◆ WHAT TO DO
Only lines with the string "ffffff" matter here; gather them from the material below.

Rows from a dataset:
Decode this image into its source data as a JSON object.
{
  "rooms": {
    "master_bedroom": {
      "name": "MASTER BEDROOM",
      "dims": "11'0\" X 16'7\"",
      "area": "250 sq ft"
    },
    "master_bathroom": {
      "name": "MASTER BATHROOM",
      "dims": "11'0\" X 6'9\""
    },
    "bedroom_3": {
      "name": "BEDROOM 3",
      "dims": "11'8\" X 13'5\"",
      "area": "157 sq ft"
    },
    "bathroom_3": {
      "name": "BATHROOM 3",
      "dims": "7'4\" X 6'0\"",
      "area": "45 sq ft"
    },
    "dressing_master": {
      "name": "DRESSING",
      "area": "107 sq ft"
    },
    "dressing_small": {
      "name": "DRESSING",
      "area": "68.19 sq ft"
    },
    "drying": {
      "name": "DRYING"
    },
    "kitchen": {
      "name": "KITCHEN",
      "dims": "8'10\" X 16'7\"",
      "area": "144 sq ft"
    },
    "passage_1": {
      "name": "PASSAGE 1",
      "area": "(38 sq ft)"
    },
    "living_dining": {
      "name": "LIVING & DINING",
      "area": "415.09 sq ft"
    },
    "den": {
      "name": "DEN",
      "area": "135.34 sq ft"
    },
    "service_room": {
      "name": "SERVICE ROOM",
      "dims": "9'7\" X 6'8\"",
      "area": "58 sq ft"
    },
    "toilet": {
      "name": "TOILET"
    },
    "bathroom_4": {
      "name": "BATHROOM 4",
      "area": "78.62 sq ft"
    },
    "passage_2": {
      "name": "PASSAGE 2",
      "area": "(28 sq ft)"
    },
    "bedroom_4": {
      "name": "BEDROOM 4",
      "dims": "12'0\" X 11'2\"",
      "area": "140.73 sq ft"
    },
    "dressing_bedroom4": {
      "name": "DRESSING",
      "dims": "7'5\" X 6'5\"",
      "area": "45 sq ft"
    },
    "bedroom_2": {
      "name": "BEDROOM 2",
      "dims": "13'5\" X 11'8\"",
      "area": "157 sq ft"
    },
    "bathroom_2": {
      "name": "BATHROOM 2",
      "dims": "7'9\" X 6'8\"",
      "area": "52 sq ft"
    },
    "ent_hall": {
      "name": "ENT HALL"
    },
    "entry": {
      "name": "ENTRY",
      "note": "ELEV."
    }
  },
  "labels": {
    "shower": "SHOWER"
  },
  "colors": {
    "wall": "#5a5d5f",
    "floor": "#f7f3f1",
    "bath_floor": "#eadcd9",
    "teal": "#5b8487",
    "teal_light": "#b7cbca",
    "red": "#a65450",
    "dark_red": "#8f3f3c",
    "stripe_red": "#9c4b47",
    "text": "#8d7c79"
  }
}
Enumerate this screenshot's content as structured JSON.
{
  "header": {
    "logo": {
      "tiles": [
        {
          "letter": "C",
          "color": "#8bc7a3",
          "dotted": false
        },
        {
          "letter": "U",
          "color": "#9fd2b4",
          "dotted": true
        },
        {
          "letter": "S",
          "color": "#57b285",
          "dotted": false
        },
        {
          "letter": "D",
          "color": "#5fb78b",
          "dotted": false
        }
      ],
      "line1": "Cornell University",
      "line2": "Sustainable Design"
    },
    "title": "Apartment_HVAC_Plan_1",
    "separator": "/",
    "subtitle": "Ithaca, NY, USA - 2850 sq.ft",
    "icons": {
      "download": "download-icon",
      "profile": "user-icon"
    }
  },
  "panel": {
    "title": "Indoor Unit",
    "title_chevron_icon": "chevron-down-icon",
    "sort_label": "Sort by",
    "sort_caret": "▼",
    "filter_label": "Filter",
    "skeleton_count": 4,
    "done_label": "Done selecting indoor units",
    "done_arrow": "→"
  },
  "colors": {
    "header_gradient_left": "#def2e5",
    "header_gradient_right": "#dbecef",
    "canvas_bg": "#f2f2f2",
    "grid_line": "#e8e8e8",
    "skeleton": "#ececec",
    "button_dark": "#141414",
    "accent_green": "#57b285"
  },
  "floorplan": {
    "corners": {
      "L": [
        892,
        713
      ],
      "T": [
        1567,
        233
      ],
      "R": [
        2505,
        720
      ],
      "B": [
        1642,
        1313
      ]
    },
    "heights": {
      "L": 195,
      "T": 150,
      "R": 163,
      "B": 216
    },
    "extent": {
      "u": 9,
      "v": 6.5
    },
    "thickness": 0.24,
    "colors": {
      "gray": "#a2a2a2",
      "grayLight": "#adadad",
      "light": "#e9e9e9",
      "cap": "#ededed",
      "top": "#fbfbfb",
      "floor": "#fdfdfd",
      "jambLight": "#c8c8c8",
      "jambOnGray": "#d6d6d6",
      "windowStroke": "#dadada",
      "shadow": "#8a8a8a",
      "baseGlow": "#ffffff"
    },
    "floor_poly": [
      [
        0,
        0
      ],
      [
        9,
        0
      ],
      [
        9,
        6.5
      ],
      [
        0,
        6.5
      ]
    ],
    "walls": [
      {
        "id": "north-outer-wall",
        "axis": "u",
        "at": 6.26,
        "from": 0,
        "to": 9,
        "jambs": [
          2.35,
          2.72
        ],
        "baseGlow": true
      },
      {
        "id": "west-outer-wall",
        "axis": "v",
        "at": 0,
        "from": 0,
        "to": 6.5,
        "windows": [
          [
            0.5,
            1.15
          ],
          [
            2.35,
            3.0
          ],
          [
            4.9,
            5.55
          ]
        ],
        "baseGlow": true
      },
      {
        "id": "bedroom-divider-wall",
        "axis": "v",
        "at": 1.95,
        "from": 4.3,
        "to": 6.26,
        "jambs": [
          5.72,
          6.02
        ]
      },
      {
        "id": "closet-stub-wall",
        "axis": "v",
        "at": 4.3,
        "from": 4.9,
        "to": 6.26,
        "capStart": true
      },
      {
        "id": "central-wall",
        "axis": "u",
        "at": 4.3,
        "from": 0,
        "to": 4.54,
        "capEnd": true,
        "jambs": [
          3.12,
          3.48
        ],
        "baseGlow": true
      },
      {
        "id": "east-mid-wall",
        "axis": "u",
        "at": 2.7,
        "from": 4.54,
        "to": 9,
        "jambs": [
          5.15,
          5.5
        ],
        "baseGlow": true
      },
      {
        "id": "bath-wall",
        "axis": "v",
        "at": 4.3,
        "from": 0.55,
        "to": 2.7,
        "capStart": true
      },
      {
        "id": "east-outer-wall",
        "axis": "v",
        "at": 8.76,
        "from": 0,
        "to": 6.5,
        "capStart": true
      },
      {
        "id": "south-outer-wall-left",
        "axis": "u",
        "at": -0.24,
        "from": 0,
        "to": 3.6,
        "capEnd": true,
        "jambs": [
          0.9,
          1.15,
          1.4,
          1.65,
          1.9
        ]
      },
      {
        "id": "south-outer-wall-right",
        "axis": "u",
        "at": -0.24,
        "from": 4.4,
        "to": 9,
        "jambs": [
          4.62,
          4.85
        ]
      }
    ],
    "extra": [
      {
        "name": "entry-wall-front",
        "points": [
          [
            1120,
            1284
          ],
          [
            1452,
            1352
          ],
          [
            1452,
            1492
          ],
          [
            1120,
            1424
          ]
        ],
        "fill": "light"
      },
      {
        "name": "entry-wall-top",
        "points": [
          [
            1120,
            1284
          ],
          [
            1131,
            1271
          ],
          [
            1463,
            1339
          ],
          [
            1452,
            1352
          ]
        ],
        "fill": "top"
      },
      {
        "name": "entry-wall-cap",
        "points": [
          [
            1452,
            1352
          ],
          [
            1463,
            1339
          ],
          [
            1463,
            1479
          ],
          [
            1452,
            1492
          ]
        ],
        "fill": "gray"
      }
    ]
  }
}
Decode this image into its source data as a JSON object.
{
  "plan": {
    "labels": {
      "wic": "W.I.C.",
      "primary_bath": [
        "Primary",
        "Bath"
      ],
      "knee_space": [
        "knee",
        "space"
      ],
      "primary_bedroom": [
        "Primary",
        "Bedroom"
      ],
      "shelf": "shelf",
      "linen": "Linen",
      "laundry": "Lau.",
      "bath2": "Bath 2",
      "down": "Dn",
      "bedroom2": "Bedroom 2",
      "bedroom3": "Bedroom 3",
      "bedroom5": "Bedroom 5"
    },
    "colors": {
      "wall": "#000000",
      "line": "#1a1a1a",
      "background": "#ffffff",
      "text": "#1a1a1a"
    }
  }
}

◆ ANSWER BELOW
      "baseGlow": "#ffffff"
      "background": "#ffffff",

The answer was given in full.